PROVIDED RECORDS →
==============================

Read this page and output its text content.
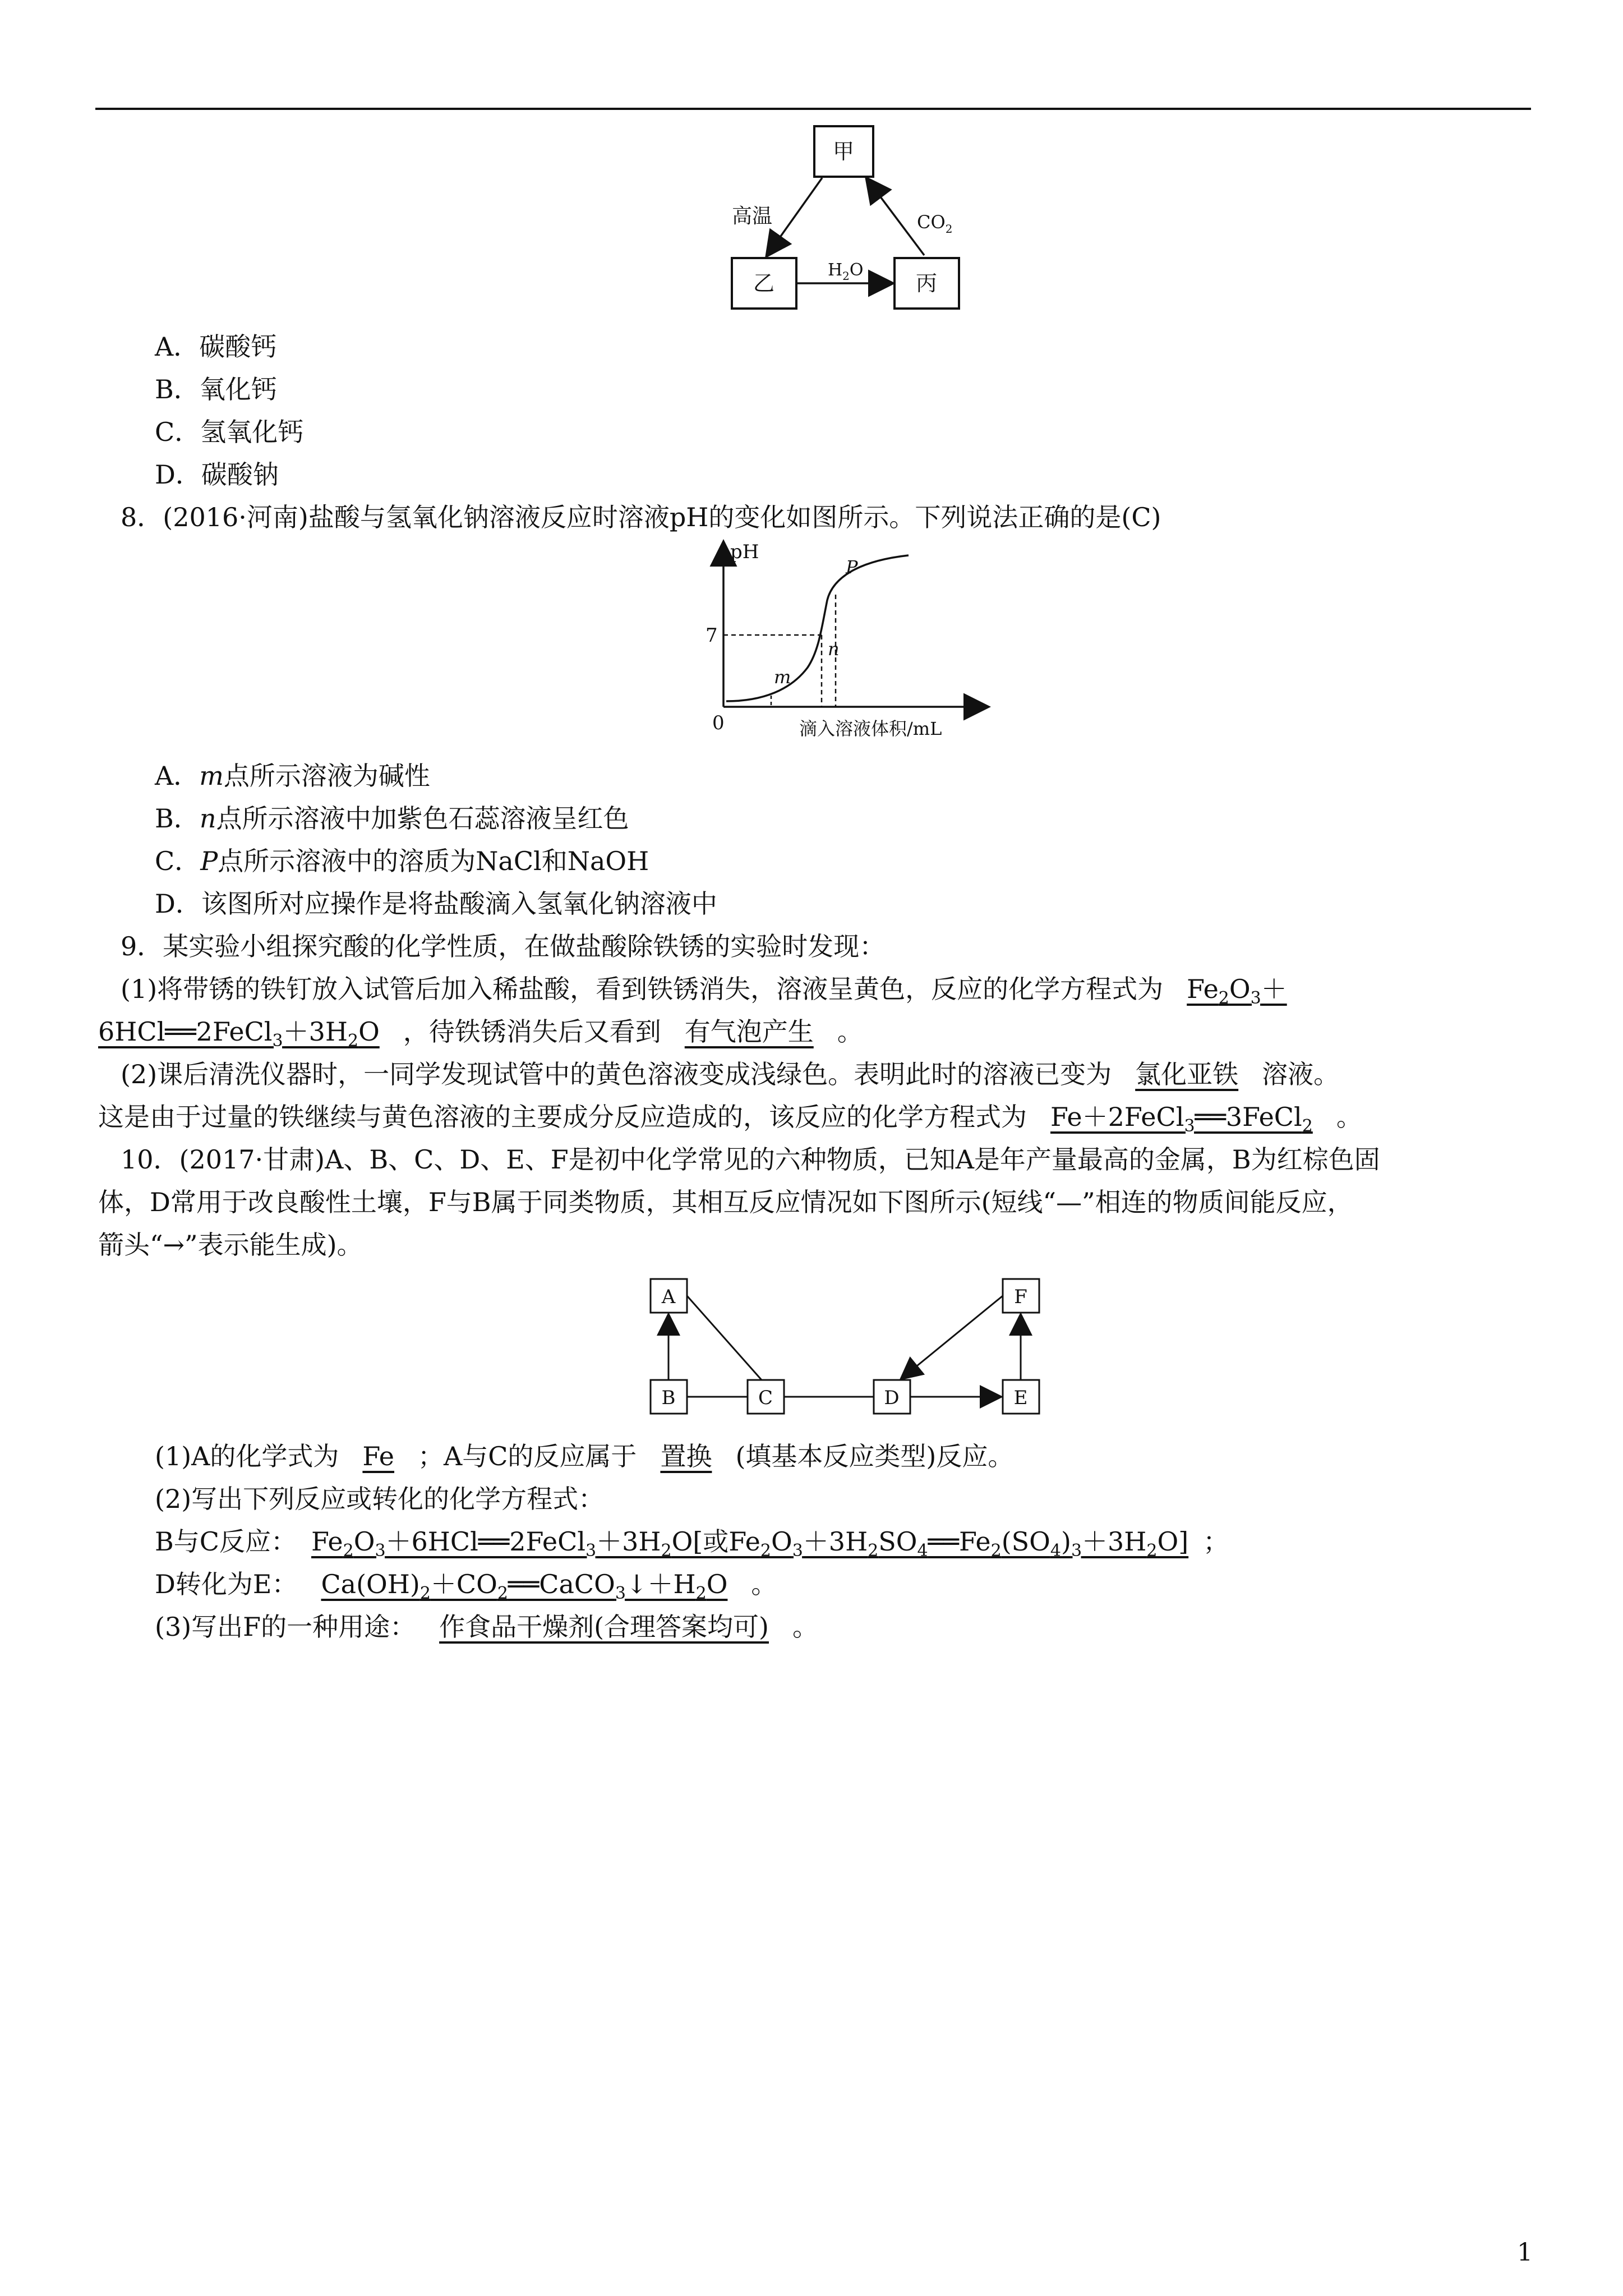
甲
乙	丙
高温	$CO_2$
$H_2O$
A．碳酸钙
B．氧化钙
C．氢氧化钙
D．碳酸钠
8．(2016·河南)盐酸与氢氧化钠溶液反应时溶液pH的变化如图所示。下列说法正确的是(C)
pH
7
0
m
n
P
滴入溶液体积/mL
A．m点所示溶液为碱性
B．n点所示溶液中加紫色石蕊溶液呈红色
C．P点所示溶液中的溶质为NaCl和NaOH
D．该图所对应操作是将盐酸滴入氢氧化钠溶液中
9．某实验小组探究酸的化学性质，在做盐酸除铁锈的实验时发现：
(1)将带锈的铁钉放入试管后加入稀盐酸，看到铁锈消失，溶液呈黄色，反应的化学方程式为 $Fe_2O_3+$
$6HCl══2FeCl_3+3H_2O$ ，待铁锈消失后又看到 有气泡产生 。
(2)课后清洗仪器时，一同学发现试管中的黄色溶液变成浅绿色。表明此时的溶液已变为 氯化亚铁 溶液。
这是由于过量的铁继续与黄色溶液的主要成分反应造成的，该反应的化学方程式为 Fe＋2FeCl$_3$══3FeCl$_2$ 。
10．(2017·甘肃)A、B、C、D、E、F是初中化学常见的六种物质，已知A是年产量最高的金属，B为红棕色固
体，D常用于改良酸性土壤，F与B属于同类物质，其相互反应情况如下图所示(短线“—”相连的物质间能反应，
箭头“→”表示能生成)。
A	F
B	C	D	E
(1)A的化学式为 Fe ；A与C的反应属于 置换 (填基本反应类型)反应。
(2)写出下列反应或转化的化学方程式：
B与C反应： $Fe_2O_3+6HCl══2FeCl_3+3H_2O$[或$Fe_2O_3+3H_2SO_4══Fe_2(SO_4)_3+3H_2O$] ；
D转化为E： $Ca(OH)_2+CO_2══CaCO_3↓+H_2O$ 。
(3)写出F的一种用途： 作食品干燥剂(合理答案均可) 。
1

==============================

CHALLENGE → Set each line of the records down exactly, leaving every picture out.

SOLUTION BELOW →
Read this page and output its text content.
甲
乙	丙
高温	$CO_2$
$H_2O$
A．碳酸钙
B．氧化钙
C．氢氧化钙
D．碳酸钠
8．(2016·河南)盐酸与氢氧化钠溶液反应时溶液pH的变化如图所示。下列说法正确的是(C)
pH
7
0
m
n
P
滴入溶液体积/mL
A．m点所示溶液为碱性
B．n点所示溶液中加紫色石蕊溶液呈红色
C．P点所示溶液中的溶质为NaCl和NaOH
D．该图所对应操作是将盐酸滴入氢氧化钠溶液中
9．某实验小组探究酸的化学性质，在做盐酸除铁锈的实验时发现：
(1)将带锈的铁钉放入试管后加入稀盐酸，看到铁锈消失，溶液呈黄色，反应的化学方程式为 $Fe_2O_3+$
$6HCl══2FeCl_3+3H_2O$ ，待铁锈消失后又看到 有气泡产生 。
(2)课后清洗仪器时，一同学发现试管中的黄色溶液变成浅绿色。表明此时的溶液已变为 氯化亚铁 溶液。
这是由于过量的铁继续与黄色溶液的主要成分反应造成的，该反应的化学方程式为 Fe＋2FeCl$_3$══3FeCl$_2$ 。
10．(2017·甘肃)A、B、C、D、E、F是初中化学常见的六种物质，已知A是年产量最高的金属，B为红棕色固
体，D常用于改良酸性土壤，F与B属于同类物质，其相互反应情况如下图所示(短线“—”相连的物质间能反应，
箭头“→”表示能生成)。
A	F
B	C	D	E
(1)A的化学式为 Fe ；A与C的反应属于 置换 (填基本反应类型)反应。
(2)写出下列反应或转化的化学方程式：
B与C反应： $Fe_2O_3+6HCl══2FeCl_3+3H_2O$[或$Fe_2O_3+3H_2SO_4══Fe_2(SO_4)_3+3H_2O$] ；
D转化为E： $Ca(OH)_2+CO_2══CaCO_3↓+H_2O$ 。
(3)写出F的一种用途： 作食品干燥剂(合理答案均可) 。
1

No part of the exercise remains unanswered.